-- Start LISTED ENTRIES --

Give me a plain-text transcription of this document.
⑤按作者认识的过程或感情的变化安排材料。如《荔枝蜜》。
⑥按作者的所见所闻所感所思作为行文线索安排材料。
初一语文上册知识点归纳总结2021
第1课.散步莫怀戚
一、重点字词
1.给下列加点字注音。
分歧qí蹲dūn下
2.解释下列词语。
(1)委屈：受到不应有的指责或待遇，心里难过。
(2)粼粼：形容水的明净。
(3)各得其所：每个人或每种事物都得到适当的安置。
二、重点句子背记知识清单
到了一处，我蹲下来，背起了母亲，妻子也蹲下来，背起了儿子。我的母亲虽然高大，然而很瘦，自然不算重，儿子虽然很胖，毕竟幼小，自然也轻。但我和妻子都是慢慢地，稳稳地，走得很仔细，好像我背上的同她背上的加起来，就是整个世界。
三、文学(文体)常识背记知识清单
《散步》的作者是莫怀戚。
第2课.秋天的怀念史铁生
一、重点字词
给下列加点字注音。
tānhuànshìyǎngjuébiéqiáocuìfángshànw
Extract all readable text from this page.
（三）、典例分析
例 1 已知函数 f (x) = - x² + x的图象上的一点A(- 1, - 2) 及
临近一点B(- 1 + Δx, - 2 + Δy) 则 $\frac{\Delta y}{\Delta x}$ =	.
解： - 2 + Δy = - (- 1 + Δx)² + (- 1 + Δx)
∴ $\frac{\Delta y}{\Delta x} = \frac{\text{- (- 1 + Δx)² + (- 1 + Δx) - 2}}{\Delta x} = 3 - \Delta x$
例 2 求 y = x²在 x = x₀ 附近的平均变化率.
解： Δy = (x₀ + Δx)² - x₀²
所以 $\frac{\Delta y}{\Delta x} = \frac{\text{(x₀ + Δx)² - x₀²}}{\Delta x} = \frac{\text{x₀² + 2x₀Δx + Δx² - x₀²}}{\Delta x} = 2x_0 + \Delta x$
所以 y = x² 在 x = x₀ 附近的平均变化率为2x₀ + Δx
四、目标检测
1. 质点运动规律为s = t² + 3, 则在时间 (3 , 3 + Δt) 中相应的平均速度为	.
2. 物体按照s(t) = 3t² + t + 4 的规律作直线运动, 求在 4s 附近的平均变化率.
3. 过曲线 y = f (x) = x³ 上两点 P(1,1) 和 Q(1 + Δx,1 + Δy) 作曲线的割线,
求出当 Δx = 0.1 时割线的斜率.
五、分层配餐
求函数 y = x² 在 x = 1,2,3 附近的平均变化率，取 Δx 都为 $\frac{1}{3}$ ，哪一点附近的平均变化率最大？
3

-- End LISTED ENTRIES --

→ EXERCISE BRIEF: Your task is to retype all of the records exactly.

→ WRITTEN SOLUTION:
Give me a plain-text transcription of this document.
⑤按作者认识的过程或感情的变化安排材料。如《荔枝蜜》。
⑥按作者的所见所闻所感所思作为行文线索安排材料。
初一语文上册知识点归纳总结2021
第1课.散步莫怀戚
一、重点字词
1.给下列加点字注音。
分歧qí蹲dūn下
2.解释下列词语。
(1)委屈：受到不应有的指责或待遇，心里难过。
(2)粼粼：形容水的明净。
(3)各得其所：每个人或每种事物都得到适当的安置。
二、重点句子背记知识清单
到了一处，我蹲下来，背起了母亲，妻子也蹲下来，背起了儿子。我的母亲虽然高大，然而很瘦，自然不算重，儿子虽然很胖，毕竟幼小，自然也轻。但我和妻子都是慢慢地，稳稳地，走得很仔细，好像我背上的同她背上的加起来，就是整个世界。
三、文学(文体)常识背记知识清单
《散步》的作者是莫怀戚。
第2课.秋天的怀念史铁生
一、重点字词
给下列加点字注音。
tānhuànshìyǎngjuébiéqiáocuìfángshànw
Extract all readable text from this page.
（三）、典例分析
例 1 已知函数 f (x) = - x² + x的图象上的一点A(- 1, - 2) 及
临近一点B(- 1 + Δx, - 2 + Δy) 则 $\frac{\Delta y}{\Delta x}$ =	.
解： - 2 + Δy = - (- 1 + Δx)² + (- 1 + Δx)
∴ $\frac{\Delta y}{\Delta x} = \frac{\text{- (- 1 + Δx)² + (- 1 + Δx) - 2}}{\Delta x} = 3 - \Delta x$
例 2 求 y = x²在 x = x₀ 附近的平均变化率.
解： Δy = (x₀ + Δx)² - x₀²
所以 $\frac{\Delta y}{\Delta x} = \frac{\text{(x₀ + Δx)² - x₀²}}{\Delta x} = \frac{\text{x₀² + 2x₀Δx + Δx² - x₀²}}{\Delta x} = 2x_0 + \Delta x$
所以 y = x² 在 x = x₀ 附近的平均变化率为2x₀ + Δx
四、目标检测
1. 质点运动规律为s = t² + 3, 则在时间 (3 , 3 + Δt) 中相应的平均速度为	.
2. 物体按照s(t) = 3t² + t + 4 的规律作直线运动, 求在 4s 附近的平均变化率.
3. 过曲线 y = f (x) = x³ 上两点 P(1,1) 和 Q(1 + Δx,1 + Δy) 作曲线的割线,
求出当 Δx = 0.1 时割线的斜率.
五、分层配餐
求函数 y = x² 在 x = 1,2,3 附近的平均变化率，取 Δx 都为 $\frac{1}{3}$ ，哪一点附近的平均变化率最大？
3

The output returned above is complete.